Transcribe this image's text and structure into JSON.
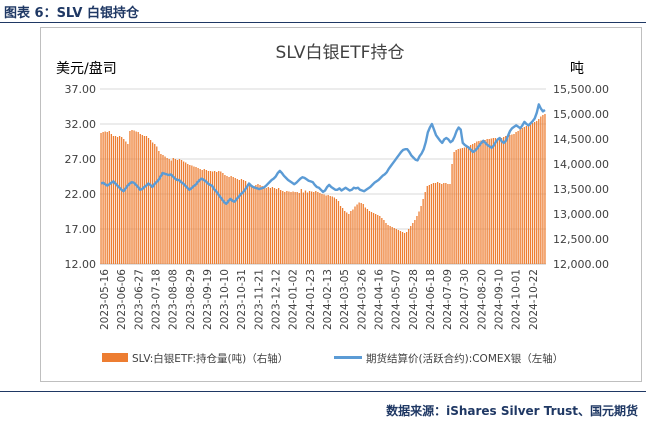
{
  "figure_caption": "图表 6：SLV 白银持仓",
  "source_note": "数据来源：iShares Silver Trust、国元期货",
  "colors": {
    "bar": "#ED7D31",
    "line": "#5B9BD5",
    "grid": "#d9d9d9",
    "caption": "#1f3864"
  },
  "chart_data": {
    "type": "bar+line",
    "title": "SLV白银ETF持仓",
    "left_axis_unit": "美元/盘司",
    "right_axis_unit": "吨",
    "left_axis": {
      "min": 12,
      "max": 37,
      "ticks": [
        "12.00",
        "17.00",
        "22.00",
        "27.00",
        "32.00",
        "37.00"
      ]
    },
    "right_axis": {
      "min": 12000,
      "max": 15500,
      "ticks": [
        "12,000.00",
        "12,500.00",
        "13,000.00",
        "13,500.00",
        "14,000.00",
        "14,500.00",
        "15,000.00",
        "15,500.00"
      ]
    },
    "grid": true,
    "legend_position": "bottom",
    "x_ticks": [
      "2023-05-16",
      "2023-06-06",
      "2023-06-27",
      "2023-07-18",
      "2023-08-08",
      "2023-08-29",
      "2023-09-19",
      "2023-10-10",
      "2023-10-31",
      "2023-11-21",
      "2023-12-12",
      "2024-01-02",
      "2024-01-23",
      "2024-02-13",
      "2024-03-05",
      "2024-03-26",
      "2024-04-16",
      "2024-05-07",
      "2024-05-28",
      "2024-06-18",
      "2024-07-09",
      "2024-07-30",
      "2024-08-20",
      "2024-09-10",
      "2024-10-01",
      "2024-10-22"
    ],
    "series": [
      {
        "name": "SLV:白银ETF:持仓量(吨)（右轴）",
        "type": "bar",
        "axis": "right",
        "values": [
          14620,
          14640,
          14650,
          14640,
          14660,
          14600,
          14560,
          14560,
          14540,
          14560,
          14540,
          14500,
          14450,
          14400,
          14660,
          14680,
          14670,
          14650,
          14640,
          14600,
          14580,
          14560,
          14560,
          14520,
          14480,
          14430,
          14400,
          14350,
          14260,
          14200,
          14180,
          14150,
          14120,
          14100,
          14070,
          14120,
          14100,
          14080,
          14100,
          14080,
          14050,
          14030,
          14000,
          13980,
          13970,
          13950,
          13940,
          13920,
          13900,
          13880,
          13900,
          13880,
          13860,
          13860,
          13850,
          13860,
          13840,
          13860,
          13850,
          13820,
          13780,
          13760,
          13740,
          13760,
          13740,
          13720,
          13700,
          13680,
          13700,
          13680,
          13660,
          13600,
          13600,
          13580,
          13560,
          13580,
          13600,
          13580,
          13560,
          13540,
          13520,
          13540,
          13520,
          13540,
          13520,
          13500,
          13520,
          13480,
          13460,
          13440,
          13460,
          13450,
          13440,
          13450,
          13440,
          13440,
          13420,
          13500,
          13430,
          13470,
          13430,
          13460,
          13450,
          13440,
          13460,
          13440,
          13420,
          13400,
          13390,
          13370,
          13380,
          13360,
          13350,
          13330,
          13300,
          13260,
          13160,
          13120,
          13060,
          13030,
          13000,
          13060,
          13090,
          13150,
          13190,
          13230,
          13220,
          13200,
          13130,
          13100,
          13060,
          13040,
          13020,
          13000,
          12980,
          12960,
          12920,
          12880,
          12820,
          12780,
          12760,
          12740,
          12720,
          12700,
          12680,
          12660,
          12640,
          12620,
          12640,
          12700,
          12760,
          12820,
          12880,
          12960,
          13050,
          13160,
          13300,
          13440,
          13560,
          13580,
          13600,
          13620,
          13620,
          13640,
          13620,
          13600,
          13620,
          13620,
          13600,
          13600,
          14000,
          14240,
          14280,
          14300,
          14310,
          14320,
          14330,
          14350,
          14360,
          14380,
          14400,
          14420,
          14450,
          14460,
          14470,
          14480,
          14480,
          14500,
          14500,
          14510,
          14520,
          14520,
          14500,
          14500,
          14520,
          14540,
          14560,
          14560,
          14580,
          14590,
          14600,
          14640,
          14660,
          14700,
          14720,
          14740,
          14760,
          14780,
          14800,
          14820,
          14840,
          14860,
          14900,
          14950,
          14980,
          15000
        ]
      },
      {
        "name": "期货结算价(活跃合约):COMEX银（左轴）",
        "type": "line",
        "axis": "left",
        "values": [
          23.5,
          23.6,
          23.4,
          23.2,
          23.4,
          23.6,
          23.8,
          23.5,
          23.2,
          22.9,
          22.6,
          22.4,
          22.8,
          23.2,
          23.5,
          23.7,
          23.6,
          23.3,
          23.0,
          22.6,
          22.7,
          23.0,
          23.2,
          23.5,
          23.3,
          23.0,
          23.4,
          23.7,
          24.0,
          24.5,
          25.0,
          24.9,
          24.8,
          24.7,
          24.8,
          24.5,
          24.2,
          24.0,
          24.0,
          23.7,
          23.5,
          23.2,
          22.9,
          22.6,
          22.8,
          23.1,
          23.3,
          23.7,
          24.0,
          24.2,
          24.0,
          23.8,
          23.5,
          23.3,
          23.2,
          22.7,
          22.4,
          22.0,
          21.6,
          21.2,
          20.8,
          20.6,
          21.0,
          21.3,
          21.0,
          20.9,
          21.3,
          21.6,
          22.0,
          22.2,
          22.6,
          23.0,
          23.5,
          23.2,
          23.0,
          22.9,
          22.8,
          22.7,
          22.8,
          22.9,
          23.1,
          23.4,
          23.7,
          24.0,
          24.2,
          24.5,
          25.0,
          25.3,
          25.0,
          24.6,
          24.3,
          24.0,
          23.8,
          23.6,
          23.4,
          23.6,
          23.9,
          24.2,
          24.4,
          24.3,
          24.1,
          23.9,
          23.8,
          23.7,
          23.3,
          23.0,
          22.9,
          22.6,
          22.3,
          22.5,
          23.0,
          23.3,
          23.0,
          22.8,
          22.6,
          22.6,
          22.8,
          22.5,
          22.7,
          22.9,
          22.7,
          22.5,
          22.6,
          22.9,
          22.8,
          22.9,
          22.6,
          22.5,
          22.4,
          22.6,
          22.8,
          23.0,
          23.3,
          23.6,
          23.8,
          24.0,
          24.3,
          24.6,
          24.8,
          25.1,
          25.6,
          26.0,
          26.4,
          26.8,
          27.2,
          27.6,
          28.0,
          28.3,
          28.4,
          28.4,
          28.0,
          27.5,
          27.2,
          26.9,
          26.8,
          27.4,
          27.8,
          28.4,
          29.4,
          30.8,
          31.5,
          32.0,
          31.2,
          30.4,
          30.0,
          29.6,
          29.3,
          29.8,
          30.0,
          29.8,
          29.4,
          29.6,
          30.2,
          31.0,
          31.5,
          31.2,
          29.3,
          29.0,
          28.8,
          28.6,
          28.3,
          28.0,
          28.2,
          28.5,
          28.9,
          29.3,
          29.6,
          29.3,
          29.0,
          28.8,
          28.6,
          28.9,
          29.4,
          29.8,
          30.0,
          29.5,
          29.3,
          29.6,
          30.3,
          31.0,
          31.4,
          31.6,
          31.8,
          31.6,
          31.4,
          31.8,
          32.3,
          32.0,
          31.8,
          32.1,
          32.4,
          32.8,
          33.6,
          34.8,
          34.2,
          33.8,
          34.0
        ]
      }
    ]
  }
}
+--
- Direction -
Copy all the lines of data exactly as they appear, dropping any images.

- Full solution -
Transcribe this image's text and structure into JSON.
{
  "figure_caption": "图表 6：SLV 白银持仓",
  "source_note": "数据来源：iShares Silver Trust、国元期货",
  "colors": {
    "bar": "#ED7D31",
    "line": "#5B9BD5",
    "grid": "#d9d9d9",
    "caption": "#1f3864"
  },
  "chart_data": {
    "type": "bar+line",
    "title": "SLV白银ETF持仓",
    "left_axis_unit": "美元/盘司",
    "right_axis_unit": "吨",
    "left_axis": {
      "min": 12,
      "max": 37,
      "ticks": [
        "12.00",
        "17.00",
        "22.00",
        "27.00",
        "32.00",
        "37.00"
      ]
    },
    "right_axis": {
      "min": 12000,
      "max": 15500,
      "ticks": [
        "12,000.00",
        "12,500.00",
        "13,000.00",
        "13,500.00",
        "14,000.00",
        "14,500.00",
        "15,000.00",
        "15,500.00"
      ]
    },
    "grid": true,
    "legend_position": "bottom",
    "x_ticks": [
      "2023-05-16",
      "2023-06-06",
      "2023-06-27",
      "2023-07-18",
      "2023-08-08",
      "2023-08-29",
      "2023-09-19",
      "2023-10-10",
      "2023-10-31",
      "2023-11-21",
      "2023-12-12",
      "2024-01-02",
      "2024-01-23",
      "2024-02-13",
      "2024-03-05",
      "2024-03-26",
      "2024-04-16",
      "2024-05-07",
      "2024-05-28",
      "2024-06-18",
      "2024-07-09",
      "2024-07-30",
      "2024-08-20",
      "2024-09-10",
      "2024-10-01",
      "2024-10-22"
    ],
    "series": [
      {
        "name": "SLV:白银ETF:持仓量(吨)（右轴）",
        "type": "bar",
        "axis": "right",
        "values": [
          14620,
          14640,
          14650,
          14640,
          14660,
          14600,
          14560,
          14560,
          14540,
          14560,
          14540,
          14500,
          14450,
          14400,
          14660,
          14680,
          14670,
          14650,
          14640,
          14600,
          14580,
          14560,
          14560,
          14520,
          14480,
          14430,
          14400,
          14350,
          14260,
          14200,
          14180,
          14150,
          14120,
          14100,
          14070,
          14120,
          14100,
          14080,
          14100,
          14080,
          14050,
          14030,
          14000,
          13980,
          13970,
          13950,
          13940,
          13920,
          13900,
          13880,
          13900,
          13880,
          13860,
          13860,
          13850,
          13860,
          13840,
          13860,
          13850,
          13820,
          13780,
          13760,
          13740,
          13760,
          13740,
          13720,
          13700,
          13680,
          13700,
          13680,
          13660,
          13600,
          13600,
          13580,
          13560,
          13580,
          13600,
          13580,
          13560,
          13540,
          13520,
          13540,
          13520,
          13540,
          13520,
          13500,
          13520,
          13480,
          13460,
          13440,
          13460,
          13450,
          13440,
          13450,
          13440,
          13440,
          13420,
          13500,
          13430,
          13470,
          13430,
          13460,
          13450,
          13440,
          13460,
          13440,
          13420,
          13400,
          13390,
          13370,
          13380,
          13360,
          13350,
          13330,
          13300,
          13260,
          13160,
          13120,
          13060,
          13030,
          13000,
          13060,
          13090,
          13150,
          13190,
          13230,
          13220,
          13200,
          13130,
          13100,
          13060,
          13040,
          13020,
          13000,
          12980,
          12960,
          12920,
          12880,
          12820,
          12780,
          12760,
          12740,
          12720,
          12700,
          12680,
          12660,
          12640,
          12620,
          12640,
          12700,
          12760,
          12820,
          12880,
          12960,
          13050,
          13160,
          13300,
          13440,
          13560,
          13580,
          13600,
          13620,
          13620,
          13640,
          13620,
          13600,
          13620,
          13620,
          13600,
          13600,
          14000,
          14240,
          14280,
          14300,
          14310,
          14320,
          14330,
          14350,
          14360,
          14380,
          14400,
          14420,
          14450,
          14460,
          14470,
          14480,
          14480,
          14500,
          14500,
          14510,
          14520,
          14520,
          14500,
          14500,
          14520,
          14540,
          14560,
          14560,
          14580,
          14590,
          14600,
          14640,
          14660,
          14700,
          14720,
          14740,
          14760,
          14780,
          14800,
          14820,
          14840,
          14860,
          14900,
          14950,
          14980,
          15000
        ]
      },
      {
        "name": "期货结算价(活跃合约):COMEX银（左轴）",
        "type": "line",
        "axis": "left",
        "values": [
          23.5,
          23.6,
          23.4,
          23.2,
          23.4,
          23.6,
          23.8,
          23.5,
          23.2,
          22.9,
          22.6,
          22.4,
          22.8,
          23.2,
          23.5,
          23.7,
          23.6,
          23.3,
          23.0,
          22.6,
          22.7,
          23.0,
          23.2,
          23.5,
          23.3,
          23.0,
          23.4,
          23.7,
          24.0,
          24.5,
          25.0,
          24.9,
          24.8,
          24.7,
          24.8,
          24.5,
          24.2,
          24.0,
          24.0,
          23.7,
          23.5,
          23.2,
          22.9,
          22.6,
          22.8,
          23.1,
          23.3,
          23.7,
          24.0,
          24.2,
          24.0,
          23.8,
          23.5,
          23.3,
          23.2,
          22.7,
          22.4,
          22.0,
          21.6,
          21.2,
          20.8,
          20.6,
          21.0,
          21.3,
          21.0,
          20.9,
          21.3,
          21.6,
          22.0,
          22.2,
          22.6,
          23.0,
          23.5,
          23.2,
          23.0,
          22.9,
          22.8,
          22.7,
          22.8,
          22.9,
          23.1,
          23.4,
          23.7,
          24.0,
          24.2,
          24.5,
          25.0,
          25.3,
          25.0,
          24.6,
          24.3,
          24.0,
          23.8,
          23.6,
          23.4,
          23.6,
          23.9,
          24.2,
          24.4,
          24.3,
          24.1,
          23.9,
          23.8,
          23.7,
          23.3,
          23.0,
          22.9,
          22.6,
          22.3,
          22.5,
          23.0,
          23.3,
          23.0,
          22.8,
          22.6,
          22.6,
          22.8,
          22.5,
          22.7,
          22.9,
          22.7,
          22.5,
          22.6,
          22.9,
          22.8,
          22.9,
          22.6,
          22.5,
          22.4,
          22.6,
          22.8,
          23.0,
          23.3,
          23.6,
          23.8,
          24.0,
          24.3,
          24.6,
          24.8,
          25.1,
          25.6,
          26.0,
          26.4,
          26.8,
          27.2,
          27.6,
          28.0,
          28.3,
          28.4,
          28.4,
          28.0,
          27.5,
          27.2,
          26.9,
          26.8,
          27.4,
          27.8,
          28.4,
          29.4,
          30.8,
          31.5,
          32.0,
          31.2,
          30.4,
          30.0,
          29.6,
          29.3,
          29.8,
          30.0,
          29.8,
          29.4,
          29.6,
          30.2,
          31.0,
          31.5,
          31.2,
          29.3,
          29.0,
          28.8,
          28.6,
          28.3,
          28.0,
          28.2,
          28.5,
          28.9,
          29.3,
          29.6,
          29.3,
          29.0,
          28.8,
          28.6,
          28.9,
          29.4,
          29.8,
          30.0,
          29.5,
          29.3,
          29.6,
          30.3,
          31.0,
          31.4,
          31.6,
          31.8,
          31.6,
          31.4,
          31.8,
          32.3,
          32.0,
          31.8,
          32.1,
          32.4,
          32.8,
          33.6,
          34.8,
          34.2,
          33.8,
          34.0
        ]
      }
    ]
  }
}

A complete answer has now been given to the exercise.